Extracted records:
• • • •
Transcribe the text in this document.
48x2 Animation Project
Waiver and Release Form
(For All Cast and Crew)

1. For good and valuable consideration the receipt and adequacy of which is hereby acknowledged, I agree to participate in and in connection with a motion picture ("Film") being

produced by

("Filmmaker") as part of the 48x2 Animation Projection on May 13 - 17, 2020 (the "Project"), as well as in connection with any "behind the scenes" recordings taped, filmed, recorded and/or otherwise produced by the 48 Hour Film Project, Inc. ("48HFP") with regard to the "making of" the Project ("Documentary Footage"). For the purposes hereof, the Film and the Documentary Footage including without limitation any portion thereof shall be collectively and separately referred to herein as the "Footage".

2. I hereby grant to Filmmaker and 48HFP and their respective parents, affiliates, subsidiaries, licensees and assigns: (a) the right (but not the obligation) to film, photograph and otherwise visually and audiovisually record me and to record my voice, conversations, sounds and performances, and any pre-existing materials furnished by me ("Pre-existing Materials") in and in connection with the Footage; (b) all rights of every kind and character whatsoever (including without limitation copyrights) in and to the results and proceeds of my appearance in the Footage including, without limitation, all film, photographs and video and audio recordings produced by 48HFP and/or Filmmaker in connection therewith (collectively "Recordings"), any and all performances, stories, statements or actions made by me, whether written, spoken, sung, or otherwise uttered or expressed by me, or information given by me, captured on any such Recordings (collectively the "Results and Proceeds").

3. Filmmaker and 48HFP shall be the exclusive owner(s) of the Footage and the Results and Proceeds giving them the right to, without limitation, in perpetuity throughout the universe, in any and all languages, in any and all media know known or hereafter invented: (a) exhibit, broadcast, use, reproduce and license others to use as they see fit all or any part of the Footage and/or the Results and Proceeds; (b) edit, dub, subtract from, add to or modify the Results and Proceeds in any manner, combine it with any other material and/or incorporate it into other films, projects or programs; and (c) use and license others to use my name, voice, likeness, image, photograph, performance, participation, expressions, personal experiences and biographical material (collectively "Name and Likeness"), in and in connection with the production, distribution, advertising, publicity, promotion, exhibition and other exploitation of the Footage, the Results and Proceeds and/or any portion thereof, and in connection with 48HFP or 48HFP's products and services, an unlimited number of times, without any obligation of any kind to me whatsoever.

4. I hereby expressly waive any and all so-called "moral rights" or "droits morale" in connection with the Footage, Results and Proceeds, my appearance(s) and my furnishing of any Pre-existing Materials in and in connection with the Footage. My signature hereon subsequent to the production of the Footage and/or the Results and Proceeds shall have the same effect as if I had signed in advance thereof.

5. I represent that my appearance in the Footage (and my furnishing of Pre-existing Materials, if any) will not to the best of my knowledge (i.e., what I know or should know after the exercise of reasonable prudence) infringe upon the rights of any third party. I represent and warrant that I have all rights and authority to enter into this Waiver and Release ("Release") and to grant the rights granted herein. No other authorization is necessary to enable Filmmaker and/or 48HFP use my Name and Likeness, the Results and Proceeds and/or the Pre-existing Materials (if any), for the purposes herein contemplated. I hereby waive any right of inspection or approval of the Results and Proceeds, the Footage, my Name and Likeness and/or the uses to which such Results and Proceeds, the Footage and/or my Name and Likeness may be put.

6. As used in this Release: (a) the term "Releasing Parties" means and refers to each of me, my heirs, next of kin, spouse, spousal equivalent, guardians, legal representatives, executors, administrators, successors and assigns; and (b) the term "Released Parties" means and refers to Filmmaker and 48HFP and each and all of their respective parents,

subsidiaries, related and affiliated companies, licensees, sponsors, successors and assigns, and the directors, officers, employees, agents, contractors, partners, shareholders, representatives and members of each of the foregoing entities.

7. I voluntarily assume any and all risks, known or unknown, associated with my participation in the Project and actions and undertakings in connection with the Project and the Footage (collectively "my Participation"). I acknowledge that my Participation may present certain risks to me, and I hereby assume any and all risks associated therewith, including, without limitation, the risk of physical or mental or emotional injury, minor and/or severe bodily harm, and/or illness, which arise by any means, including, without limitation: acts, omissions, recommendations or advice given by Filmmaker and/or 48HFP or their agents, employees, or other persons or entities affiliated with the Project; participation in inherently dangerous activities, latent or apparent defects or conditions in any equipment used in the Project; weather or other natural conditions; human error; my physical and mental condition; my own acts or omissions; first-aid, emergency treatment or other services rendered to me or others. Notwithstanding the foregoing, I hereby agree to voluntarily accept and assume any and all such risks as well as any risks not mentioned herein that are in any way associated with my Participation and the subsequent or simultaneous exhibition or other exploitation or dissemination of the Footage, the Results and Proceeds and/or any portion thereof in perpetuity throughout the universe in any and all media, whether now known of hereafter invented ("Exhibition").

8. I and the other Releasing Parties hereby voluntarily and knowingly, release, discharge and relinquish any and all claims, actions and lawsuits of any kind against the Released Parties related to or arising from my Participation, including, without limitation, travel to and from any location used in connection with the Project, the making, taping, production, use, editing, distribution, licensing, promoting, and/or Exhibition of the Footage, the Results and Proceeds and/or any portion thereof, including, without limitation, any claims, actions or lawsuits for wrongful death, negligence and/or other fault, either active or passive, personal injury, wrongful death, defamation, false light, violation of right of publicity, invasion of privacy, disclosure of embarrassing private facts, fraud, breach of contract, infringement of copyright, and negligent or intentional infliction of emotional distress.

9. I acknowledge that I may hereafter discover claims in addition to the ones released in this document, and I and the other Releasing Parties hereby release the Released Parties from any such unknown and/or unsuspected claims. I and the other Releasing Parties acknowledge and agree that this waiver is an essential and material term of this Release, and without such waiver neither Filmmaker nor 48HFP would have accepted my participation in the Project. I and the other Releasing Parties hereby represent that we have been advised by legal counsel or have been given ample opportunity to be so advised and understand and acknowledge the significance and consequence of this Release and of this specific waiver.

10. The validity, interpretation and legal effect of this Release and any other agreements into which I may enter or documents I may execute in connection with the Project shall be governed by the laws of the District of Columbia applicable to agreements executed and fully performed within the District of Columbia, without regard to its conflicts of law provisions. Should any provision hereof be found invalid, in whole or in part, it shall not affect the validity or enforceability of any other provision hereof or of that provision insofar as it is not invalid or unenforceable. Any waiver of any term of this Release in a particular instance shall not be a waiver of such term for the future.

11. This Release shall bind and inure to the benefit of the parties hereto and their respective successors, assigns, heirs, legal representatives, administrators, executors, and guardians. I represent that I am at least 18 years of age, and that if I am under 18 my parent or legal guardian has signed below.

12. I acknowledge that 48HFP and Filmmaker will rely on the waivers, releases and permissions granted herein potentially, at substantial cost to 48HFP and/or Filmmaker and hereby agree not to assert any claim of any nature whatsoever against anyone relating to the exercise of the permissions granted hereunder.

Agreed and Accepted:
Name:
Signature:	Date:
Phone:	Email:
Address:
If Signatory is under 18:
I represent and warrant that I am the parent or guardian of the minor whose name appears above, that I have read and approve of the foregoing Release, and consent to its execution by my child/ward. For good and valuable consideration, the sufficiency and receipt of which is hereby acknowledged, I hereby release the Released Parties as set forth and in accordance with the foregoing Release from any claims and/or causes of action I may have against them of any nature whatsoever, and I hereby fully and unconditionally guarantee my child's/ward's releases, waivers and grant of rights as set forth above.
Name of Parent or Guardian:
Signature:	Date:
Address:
• • • •
(Task to complete):
Please output the entire listing exactly as it stands.

(Answer to this exercise):
Transcribe the text in this document.
48x2 Animation Project
Waiver and Release Form
(For All Cast and Crew)

1. For good and valuable consideration the receipt and adequacy of which is hereby acknowledged, I agree to participate in and in connection with a motion picture ("Film") being

produced by

("Filmmaker") as part of the 48x2 Animation Projection on May 13 - 17, 2020 (the "Project"), as well as in connection with any "behind the scenes" recordings taped, filmed, recorded and/or otherwise produced by the 48 Hour Film Project, Inc. ("48HFP") with regard to the "making of" the Project ("Documentary Footage"). For the purposes hereof, the Film and the Documentary Footage including without limitation any portion thereof shall be collectively and separately referred to herein as the "Footage".

2. I hereby grant to Filmmaker and 48HFP and their respective parents, affiliates, subsidiaries, licensees and assigns: (a) the right (but not the obligation) to film, photograph and otherwise visually and audiovisually record me and to record my voice, conversations, sounds and performances, and any pre-existing materials furnished by me ("Pre-existing Materials") in and in connection with the Footage; (b) all rights of every kind and character whatsoever (including without limitation copyrights) in and to the results and proceeds of my appearance in the Footage including, without limitation, all film, photographs and video and audio recordings produced by 48HFP and/or Filmmaker in connection therewith (collectively "Recordings"), any and all performances, stories, statements or actions made by me, whether written, spoken, sung, or otherwise uttered or expressed by me, or information given by me, captured on any such Recordings (collectively the "Results and Proceeds").

3. Filmmaker and 48HFP shall be the exclusive owner(s) of the Footage and the Results and Proceeds giving them the right to, without limitation, in perpetuity throughout the universe, in any and all languages, in any and all media know known or hereafter invented: (a) exhibit, broadcast, use, reproduce and license others to use as they see fit all or any part of the Footage and/or the Results and Proceeds; (b) edit, dub, subtract from, add to or modify the Results and Proceeds in any manner, combine it with any other material and/or incorporate it into other films, projects or programs; and (c) use and license others to use my name, voice, likeness, image, photograph, performance, participation, expressions, personal experiences and biographical material (collectively "Name and Likeness"), in and in connection with the production, distribution, advertising, publicity, promotion, exhibition and other exploitation of the Footage, the Results and Proceeds and/or any portion thereof, and in connection with 48HFP or 48HFP's products and services, an unlimited number of times, without any obligation of any kind to me whatsoever.

4. I hereby expressly waive any and all so-called "moral rights" or "droits morale" in connection with the Footage, Results and Proceeds, my appearance(s) and my furnishing of any Pre-existing Materials in and in connection with the Footage. My signature hereon subsequent to the production of the Footage and/or the Results and Proceeds shall have the same effect as if I had signed in advance thereof.

5. I represent that my appearance in the Footage (and my furnishing of Pre-existing Materials, if any) will not to the best of my knowledge (i.e., what I know or should know after the exercise of reasonable prudence) infringe upon the rights of any third party. I represent and warrant that I have all rights and authority to enter into this Waiver and Release ("Release") and to grant the rights granted herein. No other authorization is necessary to enable Filmmaker and/or 48HFP use my Name and Likeness, the Results and Proceeds and/or the Pre-existing Materials (if any), for the purposes herein contemplated. I hereby waive any right of inspection or approval of the Results and Proceeds, the Footage, my Name and Likeness and/or the uses to which such Results and Proceeds, the Footage and/or my Name and Likeness may be put.

6. As used in this Release: (a) the term "Releasing Parties" means and refers to each of me, my heirs, next of kin, spouse, spousal equivalent, guardians, legal representatives, executors, administrators, successors and assigns; and (b) the term "Released Parties" means and refers to Filmmaker and 48HFP and each and all of their respective parents,

subsidiaries, related and affiliated companies, licensees, sponsors, successors and assigns, and the directors, officers, employees, agents, contractors, partners, shareholders, representatives and members of each of the foregoing entities.

7. I voluntarily assume any and all risks, known or unknown, associated with my participation in the Project and actions and undertakings in connection with the Project and the Footage (collectively "my Participation"). I acknowledge that my Participation may present certain risks to me, and I hereby assume any and all risks associated therewith, including, without limitation, the risk of physical or mental or emotional injury, minor and/or severe bodily harm, and/or illness, which arise by any means, including, without limitation: acts, omissions, recommendations or advice given by Filmmaker and/or 48HFP or their agents, employees, or other persons or entities affiliated with the Project; participation in inherently dangerous activities, latent or apparent defects or conditions in any equipment used in the Project; weather or other natural conditions; human error; my physical and mental condition; my own acts or omissions; first-aid, emergency treatment or other services rendered to me or others. Notwithstanding the foregoing, I hereby agree to voluntarily accept and assume any and all such risks as well as any risks not mentioned herein that are in any way associated with my Participation and the subsequent or simultaneous exhibition or other exploitation or dissemination of the Footage, the Results and Proceeds and/or any portion thereof in perpetuity throughout the universe in any and all media, whether now known of hereafter invented ("Exhibition").

8. I and the other Releasing Parties hereby voluntarily and knowingly, release, discharge and relinquish any and all claims, actions and lawsuits of any kind against the Released Parties related to or arising from my Participation, including, without limitation, travel to and from any location used in connection with the Project, the making, taping, production, use, editing, distribution, licensing, promoting, and/or Exhibition of the Footage, the Results and Proceeds and/or any portion thereof, including, without limitation, any claims, actions or lawsuits for wrongful death, negligence and/or other fault, either active or passive, personal injury, wrongful death, defamation, false light, violation of right of publicity, invasion of privacy, disclosure of embarrassing private facts, fraud, breach of contract, infringement of copyright, and negligent or intentional infliction of emotional distress.

9. I acknowledge that I may hereafter discover claims in addition to the ones released in this document, and I and the other Releasing Parties hereby release the Released Parties from any such unknown and/or unsuspected claims. I and the other Releasing Parties acknowledge and agree that this waiver is an essential and material term of this Release, and without such waiver neither Filmmaker nor 48HFP would have accepted my participation in the Project. I and the other Releasing Parties hereby represent that we have been advised by legal counsel or have been given ample opportunity to be so advised and understand and acknowledge the significance and consequence of this Release and of this specific waiver.

10. The validity, interpretation and legal effect of this Release and any other agreements into which I may enter or documents I may execute in connection with the Project shall be governed by the laws of the District of Columbia applicable to agreements executed and fully performed within the District of Columbia, without regard to its conflicts of law provisions. Should any provision hereof be found invalid, in whole or in part, it shall not affect the validity or enforceability of any other provision hereof or of that provision insofar as it is not invalid or unenforceable. Any waiver of any term of this Release in a particular instance shall not be a waiver of such term for the future.

11. This Release shall bind and inure to the benefit of the parties hereto and their respective successors, assigns, heirs, legal representatives, administrators, executors, and guardians. I represent that I am at least 18 years of age, and that if I am under 18 my parent or legal guardian has signed below.

12. I acknowledge that 48HFP and Filmmaker will rely on the waivers, releases and permissions granted herein potentially, at substantial cost to 48HFP and/or Filmmaker and hereby agree not to assert any claim of any nature whatsoever against anyone relating to the exercise of the permissions granted hereunder.

Agreed and Accepted:
Name:
Signature:	Date:
Phone:	Email:
Address:
If Signatory is under 18:
I represent and warrant that I am the parent or guardian of the minor whose name appears above, that I have read and approve of the foregoing Release, and consent to its execution by my child/ward. For good and valuable consideration, the sufficiency and receipt of which is hereby acknowledged, I hereby release the Released Parties as set forth and in accordance with the foregoing Release from any claims and/or causes of action I may have against them of any nature whatsoever, and I hereby fully and unconditionally guarantee my child's/ward's releases, waivers and grant of rights as set forth above.
Name of Parent or Guardian:
Signature:	Date:
Address:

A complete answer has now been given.